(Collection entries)

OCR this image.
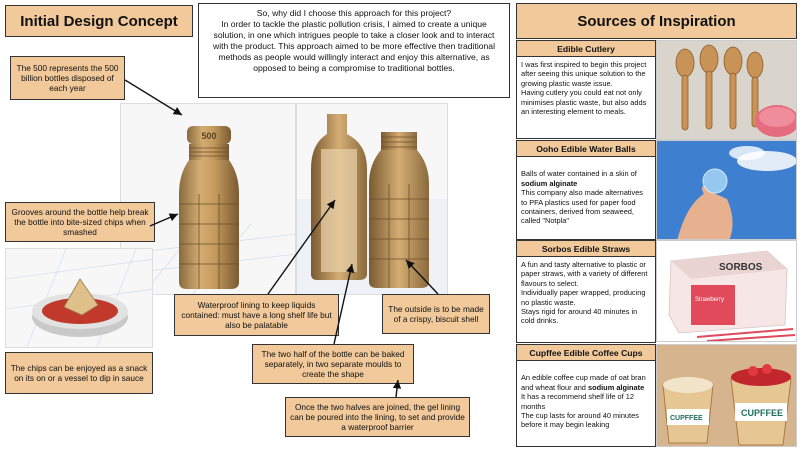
Initial Design Concept	So, why did I choose this approach for this project?
In order to tackle the plastic pollution crisis, I aimed to create a unique solution, in one which intrigues people to take a closer look and to interact with the product. This approach aimed to be more effective then traditional methods as people would willingly interact and enjoy this alternative, as opposed to being a compromise to traditional bottles.
500
The 500 represents the 500 billion bottles disposed of each year
Grooves around the bottle help break the bottle into bite-sized chips when smashed
The chips can be enjoyed as a snack on its on or a vessel to dip in sauce
Waterproof lining to keep liquids contained: must have a long shelf life but also be palatable
The outside is to be made of a crispy, biscuit shell
The two half of the bottle can be baked separately, in two separate moulds to create the shape
Once the two halves are joined, the gel lining can be poured into the lining, to set and provide a waterproof barrier
Sources of Inspiration
Edible Cutlery
I was first inspired to begin this project after seeing this unique solution to the growing plastic waste issue.
Having cutlery you could eat not only minimises plastic waste, but also adds an interesting element to meals.
Ooho Edible Water Balls

Balls of water contained in a skin of sodium alginate
This company also made alternatives to PFA plastics used for paper food containers, derived from seaweed, called "Notpla"

Sorbos Edible Straws
A fun and tasty alternative to plastic or paper straws, with a variety of different flavours to select.
Individually paper wrapped, producing no plastic waste.
Stays rigid for around 40 minutes in cold drinks.
SORBOS
Strawberry
Cupffee Edible Coffee Cups

An edible coffee cup made of oat bran and wheat flour and sodium alginate
It has a recommend shelf life of 12 months
The cup lasts for around 40 minutes before it may begin leaking

CUPFFEE
CUPFFEE
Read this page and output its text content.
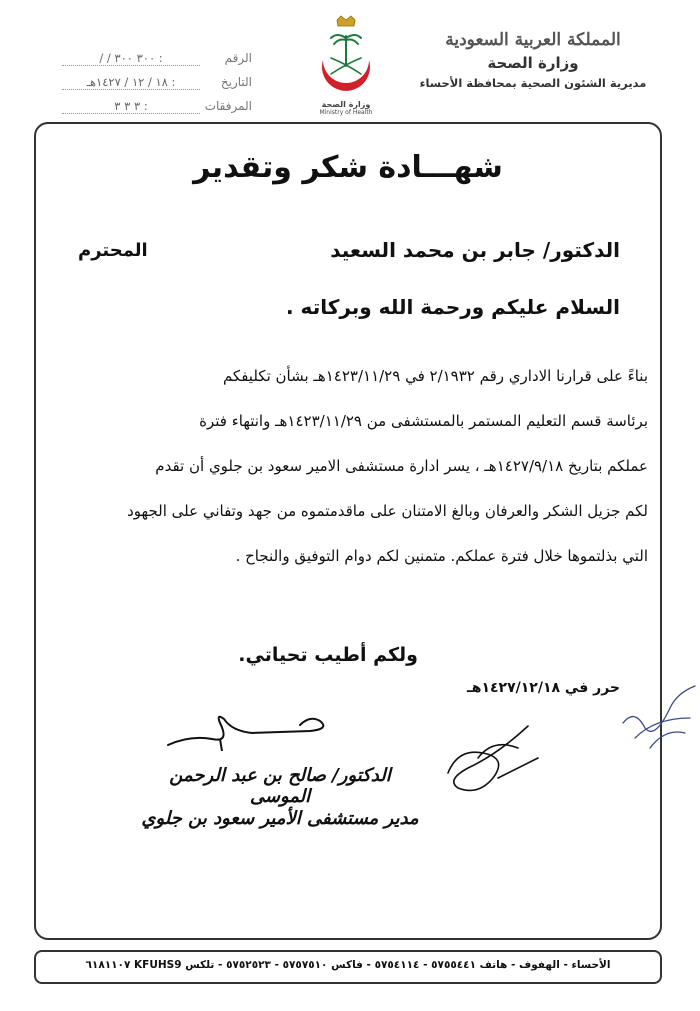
المملكة العربية السعودية
وزارة الصحة
مديرية الشئون الصحية بمحافظة الأحساء
وزارة الصحة
Ministry of Health
الرقم
: ٣٠٠ ٣٠٠ / /
التاريخ
: ١٨ / ١٢ / ١٤٢٧هـ
المرفقات
: ٣ ٣ ٣
شهـــادة شكر وتقدير
الدكتور/ جابر بن محمد السعيد
المحترم
السلام عليكم ورحمة الله وبركاته .
بناءً على قرارنا الاداري رقم ٢/١٩٣٢ في ١٤٢٣/١١/٢٩هـ بشأن تكليفكم
برئاسة قسم التعليم المستمر بالمستشفى من ١٤٢٣/١١/٢٩هـ وانتهاء فترة
عملكم بتاريخ ١٤٢٧/٩/١٨هـ ، يسر ادارة مستشفى الامير سعود بن جلوي أن تقدم
لكم جزيل الشكر والعرفان وبالغ الامتنان على ماقدمتموه من جهد وتفاني على الجهود
التي بذلتموها خلال فترة عملكم. متمنين لكم دوام التوفيق والنجاح .
ولكم أطيب تحياتي.
حرر في ١٤٢٧/١٢/١٨هـ
الدكتور/ صالح بن عبد الرحمن الموسى
مدير مستشفى الأمير سعود بن جلوي
الأحساء - الهفوف - هاتف ٥٧٥٥٤٤١ - ٥٧٥٤١١٤ - فاكس ٥٧٥٧٥١٠ - ٥٧٥٢٥٢٣ - تلكس KFUHS9 ٦١٨١١٠٧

## EXERCISE BRIEF
Every record is to be reproduced exactly, with no pictures included.

## FINAL RESULT
OCR this image.
Initial Design Concept	So, why did I choose this approach for this project?
In order to tackle the plastic pollution crisis, I aimed to create a unique solution, in one which intrigues people to take a closer look and to interact with the product. This approach aimed to be more effective then traditional methods as people would willingly interact and enjoy this alternative, as opposed to being a compromise to traditional bottles.
500
The 500 represents the 500 billion bottles disposed of each year
Grooves around the bottle help break the bottle into bite-sized chips when smashed
The chips can be enjoyed as a snack on its on or a vessel to dip in sauce
Waterproof lining to keep liquids contained: must have a long shelf life but also be palatable
The outside is to be made of a crispy, biscuit shell
The two half of the bottle can be baked separately, in two separate moulds to create the shape
Once the two halves are joined, the gel lining can be poured into the lining, to set and provide a waterproof barrier
Sources of Inspiration
Edible Cutlery
I was first inspired to begin this project after seeing this unique solution to the growing plastic waste issue.
Having cutlery you could eat not only minimises plastic waste, but also adds an interesting element to meals.
Ooho Edible Water Balls

Balls of water contained in a skin of sodium alginate
This company also made alternatives to PFA plastics used for paper food containers, derived from seaweed, called "Notpla"

Sorbos Edible Straws
A fun and tasty alternative to plastic or paper straws, with a variety of different flavours to select.
Individually paper wrapped, producing no plastic waste.
Stays rigid for around 40 minutes in cold drinks.
SORBOS
Strawberry
Cupffee Edible Coffee Cups

An edible coffee cup made of oat bran and wheat flour and sodium alginate
It has a recommend shelf life of 12 months
The cup lasts for around 40 minutes before it may begin leaking

CUPFFEE
CUPFFEE
Read this page and output its text content.
المملكة العربية السعودية
وزارة الصحة
مديرية الشئون الصحية بمحافظة الأحساء
وزارة الصحة
Ministry of Health
الرقم
: ٣٠٠ ٣٠٠ / /
التاريخ
: ١٨ / ١٢ / ١٤٢٧هـ
المرفقات
: ٣ ٣ ٣
شهـــادة شكر وتقدير
الدكتور/ جابر بن محمد السعيد
المحترم
السلام عليكم ورحمة الله وبركاته .
بناءً على قرارنا الاداري رقم ٢/١٩٣٢ في ١٤٢٣/١١/٢٩هـ بشأن تكليفكم
برئاسة قسم التعليم المستمر بالمستشفى من ١٤٢٣/١١/٢٩هـ وانتهاء فترة
عملكم بتاريخ ١٤٢٧/٩/١٨هـ ، يسر ادارة مستشفى الامير سعود بن جلوي أن تقدم
لكم جزيل الشكر والعرفان وبالغ الامتنان على ماقدمتموه من جهد وتفاني على الجهود
التي بذلتموها خلال فترة عملكم. متمنين لكم دوام التوفيق والنجاح .
ولكم أطيب تحياتي.
حرر في ١٤٢٧/١٢/١٨هـ
الدكتور/ صالح بن عبد الرحمن الموسى
مدير مستشفى الأمير سعود بن جلوي
الأحساء - الهفوف - هاتف ٥٧٥٥٤٤١ - ٥٧٥٤١١٤ - فاكس ٥٧٥٧٥١٠ - ٥٧٥٢٥٢٣ - تلكس KFUHS9 ٦١٨١١٠٧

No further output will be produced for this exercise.